#### Entries shown:
____

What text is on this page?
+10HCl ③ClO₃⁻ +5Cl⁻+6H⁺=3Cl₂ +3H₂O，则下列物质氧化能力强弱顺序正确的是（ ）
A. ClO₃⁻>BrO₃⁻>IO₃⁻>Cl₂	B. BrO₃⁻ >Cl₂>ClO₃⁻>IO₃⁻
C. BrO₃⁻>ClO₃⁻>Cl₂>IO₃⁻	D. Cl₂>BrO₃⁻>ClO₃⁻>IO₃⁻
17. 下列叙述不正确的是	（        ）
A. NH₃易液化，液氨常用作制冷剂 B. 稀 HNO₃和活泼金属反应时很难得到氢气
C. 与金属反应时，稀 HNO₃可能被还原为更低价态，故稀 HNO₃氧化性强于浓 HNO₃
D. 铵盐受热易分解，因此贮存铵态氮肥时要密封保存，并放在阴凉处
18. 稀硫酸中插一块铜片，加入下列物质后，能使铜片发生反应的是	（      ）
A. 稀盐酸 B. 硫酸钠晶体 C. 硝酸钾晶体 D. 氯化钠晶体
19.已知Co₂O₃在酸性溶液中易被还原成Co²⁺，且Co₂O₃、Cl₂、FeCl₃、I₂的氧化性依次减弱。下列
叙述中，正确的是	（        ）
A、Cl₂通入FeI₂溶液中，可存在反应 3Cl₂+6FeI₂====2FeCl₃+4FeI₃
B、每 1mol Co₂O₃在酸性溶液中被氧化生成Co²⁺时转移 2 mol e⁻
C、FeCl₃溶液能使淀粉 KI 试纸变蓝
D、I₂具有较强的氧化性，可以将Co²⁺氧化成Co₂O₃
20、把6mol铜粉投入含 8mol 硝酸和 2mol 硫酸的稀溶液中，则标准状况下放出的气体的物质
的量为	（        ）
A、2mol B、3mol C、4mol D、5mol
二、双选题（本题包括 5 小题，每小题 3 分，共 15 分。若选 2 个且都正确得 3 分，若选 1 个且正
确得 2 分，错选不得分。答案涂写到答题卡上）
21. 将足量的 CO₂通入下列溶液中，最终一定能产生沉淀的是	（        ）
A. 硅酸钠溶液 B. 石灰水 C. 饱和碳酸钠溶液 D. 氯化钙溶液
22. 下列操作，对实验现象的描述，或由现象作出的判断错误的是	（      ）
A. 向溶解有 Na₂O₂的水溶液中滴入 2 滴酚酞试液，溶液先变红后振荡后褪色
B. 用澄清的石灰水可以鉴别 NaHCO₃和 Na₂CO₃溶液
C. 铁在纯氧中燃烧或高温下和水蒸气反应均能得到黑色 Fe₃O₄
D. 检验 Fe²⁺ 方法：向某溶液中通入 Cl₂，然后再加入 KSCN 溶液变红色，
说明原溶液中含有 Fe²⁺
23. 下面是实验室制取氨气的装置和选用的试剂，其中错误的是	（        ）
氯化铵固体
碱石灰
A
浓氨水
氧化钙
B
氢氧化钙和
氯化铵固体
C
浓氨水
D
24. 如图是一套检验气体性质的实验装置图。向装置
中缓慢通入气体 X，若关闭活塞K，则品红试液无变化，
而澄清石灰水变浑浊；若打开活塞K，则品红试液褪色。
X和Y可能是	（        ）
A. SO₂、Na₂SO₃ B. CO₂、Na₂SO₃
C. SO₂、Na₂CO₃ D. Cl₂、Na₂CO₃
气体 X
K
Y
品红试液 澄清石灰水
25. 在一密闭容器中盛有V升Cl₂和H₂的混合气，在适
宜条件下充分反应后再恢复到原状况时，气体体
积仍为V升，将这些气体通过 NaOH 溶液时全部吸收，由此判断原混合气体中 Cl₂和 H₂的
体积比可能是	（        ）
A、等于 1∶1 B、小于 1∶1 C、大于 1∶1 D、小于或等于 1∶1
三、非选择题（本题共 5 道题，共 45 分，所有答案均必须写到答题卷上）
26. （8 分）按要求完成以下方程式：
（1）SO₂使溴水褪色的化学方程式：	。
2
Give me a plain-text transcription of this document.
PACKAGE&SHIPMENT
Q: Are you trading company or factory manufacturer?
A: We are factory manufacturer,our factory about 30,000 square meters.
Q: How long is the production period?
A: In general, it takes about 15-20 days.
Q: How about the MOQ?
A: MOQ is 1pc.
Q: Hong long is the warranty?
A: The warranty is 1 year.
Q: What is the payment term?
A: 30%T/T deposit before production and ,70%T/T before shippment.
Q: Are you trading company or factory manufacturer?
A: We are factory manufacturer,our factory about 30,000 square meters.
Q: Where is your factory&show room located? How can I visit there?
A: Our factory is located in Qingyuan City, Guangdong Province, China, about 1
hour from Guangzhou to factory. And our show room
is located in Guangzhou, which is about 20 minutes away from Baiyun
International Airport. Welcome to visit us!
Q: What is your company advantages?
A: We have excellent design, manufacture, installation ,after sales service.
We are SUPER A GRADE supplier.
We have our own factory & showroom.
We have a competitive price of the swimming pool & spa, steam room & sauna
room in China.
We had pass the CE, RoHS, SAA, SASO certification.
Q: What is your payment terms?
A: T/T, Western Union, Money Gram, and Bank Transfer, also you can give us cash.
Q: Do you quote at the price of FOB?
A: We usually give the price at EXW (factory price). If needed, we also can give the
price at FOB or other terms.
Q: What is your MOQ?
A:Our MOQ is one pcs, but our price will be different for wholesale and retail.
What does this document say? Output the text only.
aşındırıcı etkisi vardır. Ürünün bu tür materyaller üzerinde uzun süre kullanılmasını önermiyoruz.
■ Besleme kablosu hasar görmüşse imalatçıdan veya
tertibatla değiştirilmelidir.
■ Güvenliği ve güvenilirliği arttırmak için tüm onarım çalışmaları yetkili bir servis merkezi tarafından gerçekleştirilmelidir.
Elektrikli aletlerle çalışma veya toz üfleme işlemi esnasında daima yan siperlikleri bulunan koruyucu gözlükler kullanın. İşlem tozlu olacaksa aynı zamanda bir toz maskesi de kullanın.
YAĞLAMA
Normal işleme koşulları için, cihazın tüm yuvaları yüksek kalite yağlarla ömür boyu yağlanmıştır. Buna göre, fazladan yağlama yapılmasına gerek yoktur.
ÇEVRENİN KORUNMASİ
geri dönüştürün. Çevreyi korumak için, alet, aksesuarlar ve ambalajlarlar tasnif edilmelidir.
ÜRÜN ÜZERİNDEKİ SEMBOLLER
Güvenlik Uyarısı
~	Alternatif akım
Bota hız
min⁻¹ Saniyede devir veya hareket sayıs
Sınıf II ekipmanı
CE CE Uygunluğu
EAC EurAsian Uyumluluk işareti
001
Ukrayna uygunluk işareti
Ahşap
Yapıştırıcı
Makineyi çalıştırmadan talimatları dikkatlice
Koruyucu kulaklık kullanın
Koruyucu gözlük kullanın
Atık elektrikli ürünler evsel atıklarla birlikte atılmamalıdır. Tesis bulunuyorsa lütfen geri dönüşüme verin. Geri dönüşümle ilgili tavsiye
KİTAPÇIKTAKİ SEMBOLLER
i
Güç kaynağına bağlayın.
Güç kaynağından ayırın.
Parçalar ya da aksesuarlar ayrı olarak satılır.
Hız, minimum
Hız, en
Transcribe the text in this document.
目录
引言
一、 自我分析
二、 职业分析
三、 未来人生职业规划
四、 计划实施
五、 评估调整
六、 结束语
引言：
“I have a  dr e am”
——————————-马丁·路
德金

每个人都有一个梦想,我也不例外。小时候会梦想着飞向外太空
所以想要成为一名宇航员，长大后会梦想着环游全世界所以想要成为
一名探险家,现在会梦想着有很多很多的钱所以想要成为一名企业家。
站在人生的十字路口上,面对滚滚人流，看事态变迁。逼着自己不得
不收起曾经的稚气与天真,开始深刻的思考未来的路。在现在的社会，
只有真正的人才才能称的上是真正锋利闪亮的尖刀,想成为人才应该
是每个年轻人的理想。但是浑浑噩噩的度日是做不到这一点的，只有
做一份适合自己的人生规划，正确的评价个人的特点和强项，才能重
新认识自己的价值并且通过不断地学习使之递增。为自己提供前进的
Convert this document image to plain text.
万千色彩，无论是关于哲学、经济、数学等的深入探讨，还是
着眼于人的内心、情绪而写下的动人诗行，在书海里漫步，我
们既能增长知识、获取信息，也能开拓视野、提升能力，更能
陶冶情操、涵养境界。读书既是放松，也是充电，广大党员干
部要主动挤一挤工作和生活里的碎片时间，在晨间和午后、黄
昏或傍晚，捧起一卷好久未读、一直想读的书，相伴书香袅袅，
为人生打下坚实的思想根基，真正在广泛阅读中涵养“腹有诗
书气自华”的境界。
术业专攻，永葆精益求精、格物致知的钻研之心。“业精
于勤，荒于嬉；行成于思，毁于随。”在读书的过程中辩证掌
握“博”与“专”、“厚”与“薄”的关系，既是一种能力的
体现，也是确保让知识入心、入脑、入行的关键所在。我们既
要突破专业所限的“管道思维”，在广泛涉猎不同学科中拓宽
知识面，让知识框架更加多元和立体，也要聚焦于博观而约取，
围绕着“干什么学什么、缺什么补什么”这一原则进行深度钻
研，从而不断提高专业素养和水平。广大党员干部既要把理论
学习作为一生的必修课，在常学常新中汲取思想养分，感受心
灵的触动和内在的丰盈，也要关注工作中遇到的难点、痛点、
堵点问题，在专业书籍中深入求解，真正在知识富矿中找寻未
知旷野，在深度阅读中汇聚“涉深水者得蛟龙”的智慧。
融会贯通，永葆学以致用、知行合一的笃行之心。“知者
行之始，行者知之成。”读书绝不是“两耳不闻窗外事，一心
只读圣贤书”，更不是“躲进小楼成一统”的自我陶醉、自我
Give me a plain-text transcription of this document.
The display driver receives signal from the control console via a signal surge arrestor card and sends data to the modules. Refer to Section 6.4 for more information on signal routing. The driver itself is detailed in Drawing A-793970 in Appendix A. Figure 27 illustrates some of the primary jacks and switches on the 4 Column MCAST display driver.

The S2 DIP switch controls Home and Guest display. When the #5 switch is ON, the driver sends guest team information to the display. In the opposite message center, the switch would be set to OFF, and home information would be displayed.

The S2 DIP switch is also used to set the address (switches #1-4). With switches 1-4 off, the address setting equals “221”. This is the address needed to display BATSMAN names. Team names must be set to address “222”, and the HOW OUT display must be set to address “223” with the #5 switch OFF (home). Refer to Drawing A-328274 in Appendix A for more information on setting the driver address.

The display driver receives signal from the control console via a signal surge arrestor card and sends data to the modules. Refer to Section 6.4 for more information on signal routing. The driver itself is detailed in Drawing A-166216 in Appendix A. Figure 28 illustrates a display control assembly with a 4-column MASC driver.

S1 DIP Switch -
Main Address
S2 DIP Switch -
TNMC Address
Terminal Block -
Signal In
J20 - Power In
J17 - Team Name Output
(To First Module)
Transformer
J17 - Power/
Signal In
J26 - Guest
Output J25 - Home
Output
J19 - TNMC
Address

____

#### Written task:
Answer with one number only: how many lines above contain the word "price".

#### The result:
5